### Task description
Which lines of the records contain "color"? Collect every one of them.

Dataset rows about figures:
(begin)
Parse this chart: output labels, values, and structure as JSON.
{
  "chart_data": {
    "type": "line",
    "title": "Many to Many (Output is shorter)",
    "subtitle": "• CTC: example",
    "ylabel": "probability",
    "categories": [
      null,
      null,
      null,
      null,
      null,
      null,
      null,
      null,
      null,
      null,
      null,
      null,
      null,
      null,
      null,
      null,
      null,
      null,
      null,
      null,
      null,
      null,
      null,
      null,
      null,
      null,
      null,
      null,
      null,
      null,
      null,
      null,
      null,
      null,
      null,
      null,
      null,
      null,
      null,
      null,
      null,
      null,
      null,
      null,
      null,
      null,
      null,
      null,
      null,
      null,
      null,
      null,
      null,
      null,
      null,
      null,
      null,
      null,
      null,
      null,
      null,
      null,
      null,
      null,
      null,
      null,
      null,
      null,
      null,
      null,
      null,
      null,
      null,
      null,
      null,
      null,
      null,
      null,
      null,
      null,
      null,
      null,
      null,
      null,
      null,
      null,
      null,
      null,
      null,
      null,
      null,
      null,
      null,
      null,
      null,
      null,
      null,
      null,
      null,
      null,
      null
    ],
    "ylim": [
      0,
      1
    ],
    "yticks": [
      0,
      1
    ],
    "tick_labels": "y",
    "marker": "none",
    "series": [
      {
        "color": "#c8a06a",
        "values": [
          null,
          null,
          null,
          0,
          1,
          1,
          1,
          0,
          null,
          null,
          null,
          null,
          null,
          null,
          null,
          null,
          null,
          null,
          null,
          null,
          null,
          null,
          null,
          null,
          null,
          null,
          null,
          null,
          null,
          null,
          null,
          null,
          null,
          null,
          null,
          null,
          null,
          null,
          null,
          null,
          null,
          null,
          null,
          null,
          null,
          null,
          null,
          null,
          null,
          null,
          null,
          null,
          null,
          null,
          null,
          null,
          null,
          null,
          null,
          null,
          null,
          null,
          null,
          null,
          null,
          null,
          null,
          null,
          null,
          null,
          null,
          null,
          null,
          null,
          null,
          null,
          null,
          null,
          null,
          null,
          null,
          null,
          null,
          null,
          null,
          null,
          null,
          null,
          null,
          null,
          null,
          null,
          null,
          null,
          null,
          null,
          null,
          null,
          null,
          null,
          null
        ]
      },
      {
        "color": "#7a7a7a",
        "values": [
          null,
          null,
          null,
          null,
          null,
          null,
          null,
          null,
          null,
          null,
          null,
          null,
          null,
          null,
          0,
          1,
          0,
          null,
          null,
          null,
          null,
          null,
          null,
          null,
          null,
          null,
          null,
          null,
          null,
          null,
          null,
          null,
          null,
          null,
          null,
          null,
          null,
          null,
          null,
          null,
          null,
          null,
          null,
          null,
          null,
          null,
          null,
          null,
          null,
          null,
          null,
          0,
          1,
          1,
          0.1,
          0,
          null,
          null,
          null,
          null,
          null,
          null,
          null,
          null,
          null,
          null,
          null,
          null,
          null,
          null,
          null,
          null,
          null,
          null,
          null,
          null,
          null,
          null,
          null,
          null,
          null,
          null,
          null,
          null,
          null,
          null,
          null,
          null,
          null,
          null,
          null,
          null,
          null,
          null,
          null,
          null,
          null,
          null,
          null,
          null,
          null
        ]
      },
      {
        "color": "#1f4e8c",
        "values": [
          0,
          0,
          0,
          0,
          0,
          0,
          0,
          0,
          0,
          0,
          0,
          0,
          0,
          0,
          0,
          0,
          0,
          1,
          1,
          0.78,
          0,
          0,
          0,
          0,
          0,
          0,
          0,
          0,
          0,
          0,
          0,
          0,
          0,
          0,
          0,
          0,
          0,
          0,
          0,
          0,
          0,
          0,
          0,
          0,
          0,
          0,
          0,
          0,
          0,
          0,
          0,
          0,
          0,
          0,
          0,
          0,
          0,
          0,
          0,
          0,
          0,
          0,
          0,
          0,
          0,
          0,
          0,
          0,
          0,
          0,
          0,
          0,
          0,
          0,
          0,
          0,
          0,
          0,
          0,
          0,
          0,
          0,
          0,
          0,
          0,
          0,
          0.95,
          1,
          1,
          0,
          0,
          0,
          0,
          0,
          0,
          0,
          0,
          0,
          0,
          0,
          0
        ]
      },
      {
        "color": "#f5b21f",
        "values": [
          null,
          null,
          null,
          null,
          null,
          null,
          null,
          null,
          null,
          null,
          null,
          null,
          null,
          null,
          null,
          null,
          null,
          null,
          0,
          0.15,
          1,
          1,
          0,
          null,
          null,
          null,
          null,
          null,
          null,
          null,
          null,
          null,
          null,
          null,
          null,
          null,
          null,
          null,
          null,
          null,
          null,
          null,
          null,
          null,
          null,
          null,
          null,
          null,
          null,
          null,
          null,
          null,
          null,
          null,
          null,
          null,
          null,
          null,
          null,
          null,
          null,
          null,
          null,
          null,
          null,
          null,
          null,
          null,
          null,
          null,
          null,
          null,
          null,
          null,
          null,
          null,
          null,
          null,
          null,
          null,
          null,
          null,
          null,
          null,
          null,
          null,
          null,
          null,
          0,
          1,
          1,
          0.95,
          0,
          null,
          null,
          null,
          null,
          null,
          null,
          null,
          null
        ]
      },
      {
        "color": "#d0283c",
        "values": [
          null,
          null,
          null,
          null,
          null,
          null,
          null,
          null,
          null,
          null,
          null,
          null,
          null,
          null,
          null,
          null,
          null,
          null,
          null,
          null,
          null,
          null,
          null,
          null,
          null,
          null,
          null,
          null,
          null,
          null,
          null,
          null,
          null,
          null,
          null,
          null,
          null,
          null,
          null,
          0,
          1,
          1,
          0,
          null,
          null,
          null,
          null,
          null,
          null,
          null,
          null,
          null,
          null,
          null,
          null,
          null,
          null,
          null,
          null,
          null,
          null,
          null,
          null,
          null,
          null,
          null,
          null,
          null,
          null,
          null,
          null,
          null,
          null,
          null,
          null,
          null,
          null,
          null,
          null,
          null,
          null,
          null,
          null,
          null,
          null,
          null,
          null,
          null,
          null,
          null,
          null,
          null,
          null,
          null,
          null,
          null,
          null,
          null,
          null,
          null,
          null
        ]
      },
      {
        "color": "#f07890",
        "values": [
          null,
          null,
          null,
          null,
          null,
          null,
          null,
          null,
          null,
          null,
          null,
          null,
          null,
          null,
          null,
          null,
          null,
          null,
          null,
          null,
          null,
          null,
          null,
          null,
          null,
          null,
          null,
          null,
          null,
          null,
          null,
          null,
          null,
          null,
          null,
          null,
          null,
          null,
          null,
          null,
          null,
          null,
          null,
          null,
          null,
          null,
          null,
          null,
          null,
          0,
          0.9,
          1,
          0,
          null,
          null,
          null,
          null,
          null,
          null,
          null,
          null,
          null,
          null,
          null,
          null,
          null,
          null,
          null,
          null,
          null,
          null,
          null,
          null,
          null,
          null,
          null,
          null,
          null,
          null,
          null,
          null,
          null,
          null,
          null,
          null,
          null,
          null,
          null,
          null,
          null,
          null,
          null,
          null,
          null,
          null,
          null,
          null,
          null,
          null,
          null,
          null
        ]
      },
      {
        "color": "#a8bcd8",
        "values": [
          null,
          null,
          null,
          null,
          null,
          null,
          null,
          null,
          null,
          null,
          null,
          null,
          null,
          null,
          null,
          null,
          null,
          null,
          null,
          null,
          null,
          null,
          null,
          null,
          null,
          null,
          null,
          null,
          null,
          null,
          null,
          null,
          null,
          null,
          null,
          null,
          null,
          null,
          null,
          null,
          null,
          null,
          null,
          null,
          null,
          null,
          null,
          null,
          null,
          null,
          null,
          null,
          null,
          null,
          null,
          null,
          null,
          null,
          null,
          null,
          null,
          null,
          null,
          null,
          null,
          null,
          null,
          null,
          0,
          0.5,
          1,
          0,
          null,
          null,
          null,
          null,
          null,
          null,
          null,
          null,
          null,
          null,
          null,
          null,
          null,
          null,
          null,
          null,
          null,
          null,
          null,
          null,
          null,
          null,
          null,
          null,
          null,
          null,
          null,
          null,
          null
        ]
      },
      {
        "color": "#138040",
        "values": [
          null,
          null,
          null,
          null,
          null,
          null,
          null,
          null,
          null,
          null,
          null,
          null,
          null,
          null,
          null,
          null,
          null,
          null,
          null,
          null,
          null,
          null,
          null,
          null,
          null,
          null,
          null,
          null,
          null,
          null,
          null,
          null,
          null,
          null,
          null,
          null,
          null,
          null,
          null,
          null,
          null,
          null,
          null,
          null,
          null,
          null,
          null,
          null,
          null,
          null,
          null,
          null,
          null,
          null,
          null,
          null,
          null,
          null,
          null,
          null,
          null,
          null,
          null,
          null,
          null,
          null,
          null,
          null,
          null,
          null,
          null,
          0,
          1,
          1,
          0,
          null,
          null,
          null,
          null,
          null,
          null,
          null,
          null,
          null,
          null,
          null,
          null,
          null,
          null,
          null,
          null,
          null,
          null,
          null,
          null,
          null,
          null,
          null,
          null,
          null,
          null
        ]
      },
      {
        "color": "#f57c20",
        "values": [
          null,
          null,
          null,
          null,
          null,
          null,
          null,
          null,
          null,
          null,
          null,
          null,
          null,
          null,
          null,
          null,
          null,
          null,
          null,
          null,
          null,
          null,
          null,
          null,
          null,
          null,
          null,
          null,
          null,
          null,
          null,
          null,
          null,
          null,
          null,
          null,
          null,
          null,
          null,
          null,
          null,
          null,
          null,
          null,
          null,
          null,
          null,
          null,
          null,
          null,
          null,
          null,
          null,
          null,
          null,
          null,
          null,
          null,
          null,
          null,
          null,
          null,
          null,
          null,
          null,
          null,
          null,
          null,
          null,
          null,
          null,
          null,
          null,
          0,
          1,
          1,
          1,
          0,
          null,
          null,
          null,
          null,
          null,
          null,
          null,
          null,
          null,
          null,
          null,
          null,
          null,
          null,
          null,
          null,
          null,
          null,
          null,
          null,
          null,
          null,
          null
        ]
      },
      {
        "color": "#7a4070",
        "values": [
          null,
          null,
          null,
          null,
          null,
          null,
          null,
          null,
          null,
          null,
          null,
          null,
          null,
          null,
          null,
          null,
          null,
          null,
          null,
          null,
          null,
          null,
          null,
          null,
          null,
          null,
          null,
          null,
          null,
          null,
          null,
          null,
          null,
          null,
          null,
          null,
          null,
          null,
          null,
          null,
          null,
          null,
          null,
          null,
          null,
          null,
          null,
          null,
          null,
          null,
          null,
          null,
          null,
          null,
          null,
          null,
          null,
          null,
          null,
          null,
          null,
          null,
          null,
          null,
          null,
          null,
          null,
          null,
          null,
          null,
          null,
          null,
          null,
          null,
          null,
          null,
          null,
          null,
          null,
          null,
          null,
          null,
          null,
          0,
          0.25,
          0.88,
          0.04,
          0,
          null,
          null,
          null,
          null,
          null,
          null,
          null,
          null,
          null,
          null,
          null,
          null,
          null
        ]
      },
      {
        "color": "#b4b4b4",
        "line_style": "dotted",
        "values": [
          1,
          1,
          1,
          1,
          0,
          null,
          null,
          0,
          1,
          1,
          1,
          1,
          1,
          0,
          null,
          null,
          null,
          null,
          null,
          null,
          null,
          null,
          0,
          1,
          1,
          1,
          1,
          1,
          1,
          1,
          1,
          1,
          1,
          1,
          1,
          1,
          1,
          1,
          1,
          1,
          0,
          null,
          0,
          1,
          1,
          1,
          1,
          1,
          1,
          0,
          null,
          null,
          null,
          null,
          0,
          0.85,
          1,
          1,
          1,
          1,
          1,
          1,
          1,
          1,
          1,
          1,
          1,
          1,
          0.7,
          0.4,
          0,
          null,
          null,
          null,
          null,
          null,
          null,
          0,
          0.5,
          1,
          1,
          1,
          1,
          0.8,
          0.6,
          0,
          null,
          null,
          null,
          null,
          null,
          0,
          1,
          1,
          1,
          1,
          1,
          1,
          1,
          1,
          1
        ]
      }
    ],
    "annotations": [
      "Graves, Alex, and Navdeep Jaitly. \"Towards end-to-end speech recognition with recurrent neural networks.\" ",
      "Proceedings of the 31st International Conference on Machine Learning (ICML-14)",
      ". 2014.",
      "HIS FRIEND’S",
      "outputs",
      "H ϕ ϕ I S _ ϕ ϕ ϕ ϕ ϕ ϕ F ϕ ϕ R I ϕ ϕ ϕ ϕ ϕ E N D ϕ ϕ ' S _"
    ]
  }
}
(end)
### Written solution
        "color": "#c8a06a",
        "color": "#7a7a7a",
        "color": "#1f4e8c",
        "color": "#f5b21f",
        "color": "#d0283c",
        "color": "#f07890",
        "color": "#a8bcd8",
        "color": "#138040",
        "color": "#f57c20",
        "color": "#7a4070",
        "color": "#b4b4b4",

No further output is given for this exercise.